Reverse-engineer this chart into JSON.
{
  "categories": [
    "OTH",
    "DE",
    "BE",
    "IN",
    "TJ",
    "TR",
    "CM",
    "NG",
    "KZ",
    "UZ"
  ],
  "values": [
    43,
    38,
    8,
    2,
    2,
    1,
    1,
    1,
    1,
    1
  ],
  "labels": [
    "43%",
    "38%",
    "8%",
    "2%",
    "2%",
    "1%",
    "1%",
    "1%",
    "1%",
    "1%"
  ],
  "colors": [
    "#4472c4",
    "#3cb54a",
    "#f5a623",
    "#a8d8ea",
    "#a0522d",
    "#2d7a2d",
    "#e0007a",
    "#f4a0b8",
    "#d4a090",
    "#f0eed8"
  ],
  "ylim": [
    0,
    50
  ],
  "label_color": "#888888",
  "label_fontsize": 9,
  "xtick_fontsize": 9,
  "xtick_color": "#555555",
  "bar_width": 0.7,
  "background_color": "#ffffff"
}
* * *
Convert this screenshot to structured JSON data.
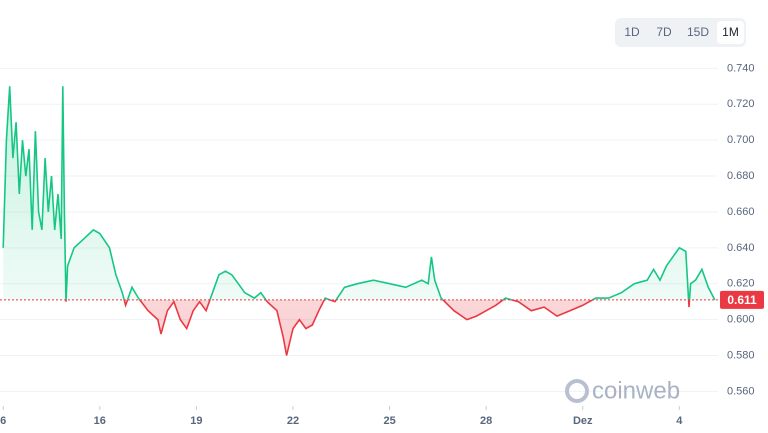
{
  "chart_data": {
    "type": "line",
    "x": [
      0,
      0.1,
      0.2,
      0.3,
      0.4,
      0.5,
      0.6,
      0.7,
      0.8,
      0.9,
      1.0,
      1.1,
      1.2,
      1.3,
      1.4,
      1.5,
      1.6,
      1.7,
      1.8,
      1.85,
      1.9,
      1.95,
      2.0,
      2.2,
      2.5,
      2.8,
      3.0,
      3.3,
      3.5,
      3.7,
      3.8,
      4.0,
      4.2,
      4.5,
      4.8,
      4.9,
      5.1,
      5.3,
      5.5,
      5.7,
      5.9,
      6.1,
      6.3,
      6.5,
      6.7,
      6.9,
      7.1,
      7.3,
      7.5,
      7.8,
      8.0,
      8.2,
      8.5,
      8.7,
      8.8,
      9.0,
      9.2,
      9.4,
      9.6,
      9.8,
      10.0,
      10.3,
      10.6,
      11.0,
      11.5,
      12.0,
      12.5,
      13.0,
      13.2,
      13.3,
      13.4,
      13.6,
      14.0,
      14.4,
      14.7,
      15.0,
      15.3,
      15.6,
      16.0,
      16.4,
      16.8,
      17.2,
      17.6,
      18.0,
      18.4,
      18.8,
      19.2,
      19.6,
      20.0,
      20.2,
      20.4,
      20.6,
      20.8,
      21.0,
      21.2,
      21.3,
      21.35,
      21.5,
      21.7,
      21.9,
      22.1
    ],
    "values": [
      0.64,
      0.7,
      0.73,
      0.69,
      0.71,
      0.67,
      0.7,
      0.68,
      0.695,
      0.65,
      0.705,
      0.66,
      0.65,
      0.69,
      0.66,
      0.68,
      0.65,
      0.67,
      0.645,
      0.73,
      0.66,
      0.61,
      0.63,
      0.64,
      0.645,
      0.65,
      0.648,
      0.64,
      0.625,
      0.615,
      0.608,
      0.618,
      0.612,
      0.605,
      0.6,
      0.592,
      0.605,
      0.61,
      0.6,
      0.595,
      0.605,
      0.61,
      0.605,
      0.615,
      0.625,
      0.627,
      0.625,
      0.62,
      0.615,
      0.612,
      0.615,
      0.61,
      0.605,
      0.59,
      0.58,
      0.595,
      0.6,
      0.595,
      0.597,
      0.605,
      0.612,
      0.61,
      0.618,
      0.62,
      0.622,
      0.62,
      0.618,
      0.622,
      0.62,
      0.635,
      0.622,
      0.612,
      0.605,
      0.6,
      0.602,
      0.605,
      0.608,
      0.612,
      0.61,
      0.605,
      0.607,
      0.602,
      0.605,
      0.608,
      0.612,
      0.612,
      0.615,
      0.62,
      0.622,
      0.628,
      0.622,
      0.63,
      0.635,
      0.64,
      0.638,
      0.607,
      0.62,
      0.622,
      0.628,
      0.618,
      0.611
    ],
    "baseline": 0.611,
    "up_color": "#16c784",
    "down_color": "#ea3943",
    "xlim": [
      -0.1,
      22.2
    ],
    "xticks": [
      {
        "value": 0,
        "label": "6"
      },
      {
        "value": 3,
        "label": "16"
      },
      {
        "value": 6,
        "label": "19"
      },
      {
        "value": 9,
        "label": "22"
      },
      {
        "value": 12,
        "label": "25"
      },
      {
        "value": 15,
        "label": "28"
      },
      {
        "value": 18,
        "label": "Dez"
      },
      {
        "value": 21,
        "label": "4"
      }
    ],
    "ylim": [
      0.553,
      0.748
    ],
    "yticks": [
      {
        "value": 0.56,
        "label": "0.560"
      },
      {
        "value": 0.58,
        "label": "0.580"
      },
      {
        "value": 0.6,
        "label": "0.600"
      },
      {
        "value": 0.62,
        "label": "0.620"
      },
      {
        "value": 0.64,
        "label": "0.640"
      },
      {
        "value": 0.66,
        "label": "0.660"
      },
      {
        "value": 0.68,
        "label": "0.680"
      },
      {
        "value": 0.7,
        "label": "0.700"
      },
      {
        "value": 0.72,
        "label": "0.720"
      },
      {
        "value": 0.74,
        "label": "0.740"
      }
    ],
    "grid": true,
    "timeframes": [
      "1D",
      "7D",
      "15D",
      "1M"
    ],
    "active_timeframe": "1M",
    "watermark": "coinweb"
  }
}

Requirement: Exactly how many lines in the data above contain the word "JSON"? Respond with the number and nothing more.

Solution: 2